• _EXERCISE AIM_
Your task is to quote the material that follows, in full and exactly.

— start of LISTING —

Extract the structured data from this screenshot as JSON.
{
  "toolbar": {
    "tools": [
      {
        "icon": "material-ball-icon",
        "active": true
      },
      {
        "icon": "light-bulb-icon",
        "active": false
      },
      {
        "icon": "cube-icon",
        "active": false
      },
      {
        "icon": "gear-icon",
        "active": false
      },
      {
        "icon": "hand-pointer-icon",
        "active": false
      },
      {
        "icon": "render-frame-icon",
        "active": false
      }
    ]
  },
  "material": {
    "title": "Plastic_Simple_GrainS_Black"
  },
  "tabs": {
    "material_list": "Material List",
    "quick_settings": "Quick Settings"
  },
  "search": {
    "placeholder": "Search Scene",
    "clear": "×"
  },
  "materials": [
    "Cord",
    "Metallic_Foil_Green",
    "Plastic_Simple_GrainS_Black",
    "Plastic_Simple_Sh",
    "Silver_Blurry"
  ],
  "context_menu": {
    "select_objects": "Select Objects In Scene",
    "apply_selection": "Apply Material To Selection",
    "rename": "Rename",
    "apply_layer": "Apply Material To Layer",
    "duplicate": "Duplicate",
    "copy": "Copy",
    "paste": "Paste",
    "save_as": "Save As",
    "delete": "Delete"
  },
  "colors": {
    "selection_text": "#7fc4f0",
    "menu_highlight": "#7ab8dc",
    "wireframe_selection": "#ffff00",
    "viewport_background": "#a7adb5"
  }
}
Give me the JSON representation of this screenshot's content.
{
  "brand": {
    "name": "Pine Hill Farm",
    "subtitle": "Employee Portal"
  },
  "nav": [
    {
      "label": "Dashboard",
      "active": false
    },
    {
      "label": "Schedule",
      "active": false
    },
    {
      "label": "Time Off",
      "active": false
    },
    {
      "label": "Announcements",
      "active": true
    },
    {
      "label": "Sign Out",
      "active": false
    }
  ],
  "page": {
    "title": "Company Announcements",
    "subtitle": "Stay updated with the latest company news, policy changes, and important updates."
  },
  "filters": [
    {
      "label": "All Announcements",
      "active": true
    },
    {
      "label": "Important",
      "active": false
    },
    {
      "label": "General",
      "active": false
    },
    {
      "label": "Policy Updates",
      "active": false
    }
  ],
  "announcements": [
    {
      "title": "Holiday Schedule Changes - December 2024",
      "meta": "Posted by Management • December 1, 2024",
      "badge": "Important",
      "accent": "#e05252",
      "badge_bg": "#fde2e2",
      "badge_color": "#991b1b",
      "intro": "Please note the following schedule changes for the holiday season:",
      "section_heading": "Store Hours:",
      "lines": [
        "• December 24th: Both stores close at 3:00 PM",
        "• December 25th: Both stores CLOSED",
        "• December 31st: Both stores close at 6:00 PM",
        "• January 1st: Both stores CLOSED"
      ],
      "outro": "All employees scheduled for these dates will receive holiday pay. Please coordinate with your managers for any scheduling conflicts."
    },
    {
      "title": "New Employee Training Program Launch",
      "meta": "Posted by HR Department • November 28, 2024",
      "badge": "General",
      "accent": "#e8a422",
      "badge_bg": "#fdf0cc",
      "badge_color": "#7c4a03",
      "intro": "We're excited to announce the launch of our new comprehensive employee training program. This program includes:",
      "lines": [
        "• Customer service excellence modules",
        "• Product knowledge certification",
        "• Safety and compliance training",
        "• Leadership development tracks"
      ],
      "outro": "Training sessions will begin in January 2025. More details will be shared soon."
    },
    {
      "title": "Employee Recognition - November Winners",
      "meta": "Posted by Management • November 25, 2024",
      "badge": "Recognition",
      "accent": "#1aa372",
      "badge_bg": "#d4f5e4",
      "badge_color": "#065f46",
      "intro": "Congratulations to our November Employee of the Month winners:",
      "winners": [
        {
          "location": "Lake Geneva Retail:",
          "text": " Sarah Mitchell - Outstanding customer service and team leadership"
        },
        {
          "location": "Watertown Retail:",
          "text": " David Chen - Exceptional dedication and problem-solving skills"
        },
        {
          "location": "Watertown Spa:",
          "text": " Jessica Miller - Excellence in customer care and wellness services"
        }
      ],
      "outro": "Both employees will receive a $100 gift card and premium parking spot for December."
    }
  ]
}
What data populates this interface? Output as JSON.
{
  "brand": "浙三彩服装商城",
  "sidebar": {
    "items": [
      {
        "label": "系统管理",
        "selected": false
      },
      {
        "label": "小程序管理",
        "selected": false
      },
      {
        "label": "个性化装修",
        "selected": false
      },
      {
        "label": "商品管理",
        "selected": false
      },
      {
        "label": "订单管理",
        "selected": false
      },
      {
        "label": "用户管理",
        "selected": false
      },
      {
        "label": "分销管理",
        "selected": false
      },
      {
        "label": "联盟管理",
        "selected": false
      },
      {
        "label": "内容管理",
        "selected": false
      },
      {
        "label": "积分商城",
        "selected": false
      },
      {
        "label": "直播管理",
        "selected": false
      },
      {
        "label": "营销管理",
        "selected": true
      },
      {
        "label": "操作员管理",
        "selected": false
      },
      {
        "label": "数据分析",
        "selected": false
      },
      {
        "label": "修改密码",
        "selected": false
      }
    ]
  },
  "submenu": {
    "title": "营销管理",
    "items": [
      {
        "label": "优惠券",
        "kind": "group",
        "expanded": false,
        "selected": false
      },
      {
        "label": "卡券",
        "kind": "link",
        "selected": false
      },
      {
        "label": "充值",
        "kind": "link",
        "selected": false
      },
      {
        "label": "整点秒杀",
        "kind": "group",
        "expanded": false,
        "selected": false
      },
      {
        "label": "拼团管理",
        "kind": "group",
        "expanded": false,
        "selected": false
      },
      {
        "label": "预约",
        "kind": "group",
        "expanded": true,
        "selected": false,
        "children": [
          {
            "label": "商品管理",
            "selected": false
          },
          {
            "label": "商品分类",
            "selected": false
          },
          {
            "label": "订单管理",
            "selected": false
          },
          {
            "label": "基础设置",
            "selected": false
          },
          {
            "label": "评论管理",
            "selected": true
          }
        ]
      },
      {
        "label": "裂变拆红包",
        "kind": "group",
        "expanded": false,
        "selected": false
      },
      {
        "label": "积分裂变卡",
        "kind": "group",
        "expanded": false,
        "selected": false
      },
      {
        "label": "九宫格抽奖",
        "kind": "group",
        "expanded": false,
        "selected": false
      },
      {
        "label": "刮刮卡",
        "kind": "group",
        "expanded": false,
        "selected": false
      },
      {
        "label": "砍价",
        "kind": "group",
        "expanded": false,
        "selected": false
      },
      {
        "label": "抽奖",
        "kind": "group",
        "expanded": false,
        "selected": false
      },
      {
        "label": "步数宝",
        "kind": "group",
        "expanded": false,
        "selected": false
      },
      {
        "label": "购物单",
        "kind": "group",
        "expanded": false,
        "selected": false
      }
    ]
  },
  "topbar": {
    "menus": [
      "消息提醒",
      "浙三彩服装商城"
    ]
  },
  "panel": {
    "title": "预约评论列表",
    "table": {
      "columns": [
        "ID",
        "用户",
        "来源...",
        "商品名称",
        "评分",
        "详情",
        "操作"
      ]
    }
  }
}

— end of LISTING —

• _PROBLEM SOLUTION_
Extract the structured data from this screenshot as JSON.
{
  "toolbar": {
    "tools": [
      {
        "icon": "material-ball-icon",
        "active": true
      },
      {
        "icon": "light-bulb-icon",
        "active": false
      },
      {
        "icon": "cube-icon",
        "active": false
      },
      {
        "icon": "gear-icon",
        "active": false
      },
      {
        "icon": "hand-pointer-icon",
        "active": false
      },
      {
        "icon": "render-frame-icon",
        "active": false
      }
    ]
  },
  "material": {
    "title": "Plastic_Simple_GrainS_Black"
  },
  "tabs": {
    "material_list": "Material List",
    "quick_settings": "Quick Settings"
  },
  "search": {
    "placeholder": "Search Scene",
    "clear": "×"
  },
  "materials": [
    "Cord",
    "Metallic_Foil_Green",
    "Plastic_Simple_GrainS_Black",
    "Plastic_Simple_Sh",
    "Silver_Blurry"
  ],
  "context_menu": {
    "select_objects": "Select Objects In Scene",
    "apply_selection": "Apply Material To Selection",
    "rename": "Rename",
    "apply_layer": "Apply Material To Layer",
    "duplicate": "Duplicate",
    "copy": "Copy",
    "paste": "Paste",
    "save_as": "Save As",
    "delete": "Delete"
  },
  "colors": {
    "selection_text": "#7fc4f0",
    "menu_highlight": "#7ab8dc",
    "wireframe_selection": "#ffff00",
    "viewport_background": "#a7adb5"
  }
}
Give me the JSON representation of this screenshot's content.
{
  "brand": {
    "name": "Pine Hill Farm",
    "subtitle": "Employee Portal"
  },
  "nav": [
    {
      "label": "Dashboard",
      "active": false
    },
    {
      "label": "Schedule",
      "active": false
    },
    {
      "label": "Time Off",
      "active": false
    },
    {
      "label": "Announcements",
      "active": true
    },
    {
      "label": "Sign Out",
      "active": false
    }
  ],
  "page": {
    "title": "Company Announcements",
    "subtitle": "Stay updated with the latest company news, policy changes, and important updates."
  },
  "filters": [
    {
      "label": "All Announcements",
      "active": true
    },
    {
      "label": "Important",
      "active": false
    },
    {
      "label": "General",
      "active": false
    },
    {
      "label": "Policy Updates",
      "active": false
    }
  ],
  "announcements": [
    {
      "title": "Holiday Schedule Changes - December 2024",
      "meta": "Posted by Management • December 1, 2024",
      "badge": "Important",
      "accent": "#e05252",
      "badge_bg": "#fde2e2",
      "badge_color": "#991b1b",
      "intro": "Please note the following schedule changes for the holiday season:",
      "section_heading": "Store Hours:",
      "lines": [
        "• December 24th: Both stores close at 3:00 PM",
        "• December 25th: Both stores CLOSED",
        "• December 31st: Both stores close at 6:00 PM",
        "• January 1st: Both stores CLOSED"
      ],
      "outro": "All employees scheduled for these dates will receive holiday pay. Please coordinate with your managers for any scheduling conflicts."
    },
    {
      "title": "New Employee Training Program Launch",
      "meta": "Posted by HR Department • November 28, 2024",
      "badge": "General",
      "accent": "#e8a422",
      "badge_bg": "#fdf0cc",
      "badge_color": "#7c4a03",
      "intro": "We're excited to announce the launch of our new comprehensive employee training program. This program includes:",
      "lines": [
        "• Customer service excellence modules",
        "• Product knowledge certification",
        "• Safety and compliance training",
        "• Leadership development tracks"
      ],
      "outro": "Training sessions will begin in January 2025. More details will be shared soon."
    },
    {
      "title": "Employee Recognition - November Winners",
      "meta": "Posted by Management • November 25, 2024",
      "badge": "Recognition",
      "accent": "#1aa372",
      "badge_bg": "#d4f5e4",
      "badge_color": "#065f46",
      "intro": "Congratulations to our November Employee of the Month winners:",
      "winners": [
        {
          "location": "Lake Geneva Retail:",
          "text": " Sarah Mitchell - Outstanding customer service and team leadership"
        },
        {
          "location": "Watertown Retail:",
          "text": " David Chen - Exceptional dedication and problem-solving skills"
        },
        {
          "location": "Watertown Spa:",
          "text": " Jessica Miller - Excellence in customer care and wellness services"
        }
      ],
      "outro": "Both employees will receive a $100 gift card and premium parking spot for December."
    }
  ]
}
What data populates this interface? Output as JSON.
{
  "brand": "浙三彩服装商城",
  "sidebar": {
    "items": [
      {
        "label": "系统管理",
        "selected": false
      },
      {
        "label": "小程序管理",
        "selected": false
      },
      {
        "label": "个性化装修",
        "selected": false
      },
      {
        "label": "商品管理",
        "selected": false
      },
      {
        "label": "订单管理",
        "selected": false
      },
      {
        "label": "用户管理",
        "selected": false
      },
      {
        "label": "分销管理",
        "selected": false
      },
      {
        "label": "联盟管理",
        "selected": false
      },
      {
        "label": "内容管理",
        "selected": false
      },
      {
        "label": "积分商城",
        "selected": false
      },
      {
        "label": "直播管理",
        "selected": false
      },
      {
        "label": "营销管理",
        "selected": true
      },
      {
        "label": "操作员管理",
        "selected": false
      },
      {
        "label": "数据分析",
        "selected": false
      },
      {
        "label": "修改密码",
        "selected": false
      }
    ]
  },
  "submenu": {
    "title": "营销管理",
    "items": [
      {
        "label": "优惠券",
        "kind": "group",
        "expanded": false,
        "selected": false
      },
      {
        "label": "卡券",
        "kind": "link",
        "selected": false
      },
      {
        "label": "充值",
        "kind": "link",
        "selected": false
      },
      {
        "label": "整点秒杀",
        "kind": "group",
        "expanded": false,
        "selected": false
      },
      {
        "label": "拼团管理",
        "kind": "group",
        "expanded": false,
        "selected": false
      },
      {
        "label": "预约",
        "kind": "group",
        "expanded": true,
        "selected": false,
        "children": [
          {
            "label": "商品管理",
            "selected": false
          },
          {
            "label": "商品分类",
            "selected": false
          },
          {
            "label": "订单管理",
            "selected": false
          },
          {
            "label": "基础设置",
            "selected": false
          },
          {
            "label": "评论管理",
            "selected": true
          }
        ]
      },
      {
        "label": "裂变拆红包",
        "kind": "group",
        "expanded": false,
        "selected": false
      },
      {
        "label": "积分裂变卡",
        "kind": "group",
        "expanded": false,
        "selected": false
      },
      {
        "label": "九宫格抽奖",
        "kind": "group",
        "expanded": false,
        "selected": false
      },
      {
        "label": "刮刮卡",
        "kind": "group",
        "expanded": false,
        "selected": false
      },
      {
        "label": "砍价",
        "kind": "group",
        "expanded": false,
        "selected": false
      },
      {
        "label": "抽奖",
        "kind": "group",
        "expanded": false,
        "selected": false
      },
      {
        "label": "步数宝",
        "kind": "group",
        "expanded": false,
        "selected": false
      },
      {
        "label": "购物单",
        "kind": "group",
        "expanded": false,
        "selected": false
      }
    ]
  },
  "topbar": {
    "menus": [
      "消息提醒",
      "浙三彩服装商城"
    ]
  },
  "panel": {
    "title": "预约评论列表",
    "table": {
      "columns": [
        "ID",
        "用户",
        "来源...",
        "商品名称",
        "评分",
        "详情",
        "操作"
      ]
    }
  }
}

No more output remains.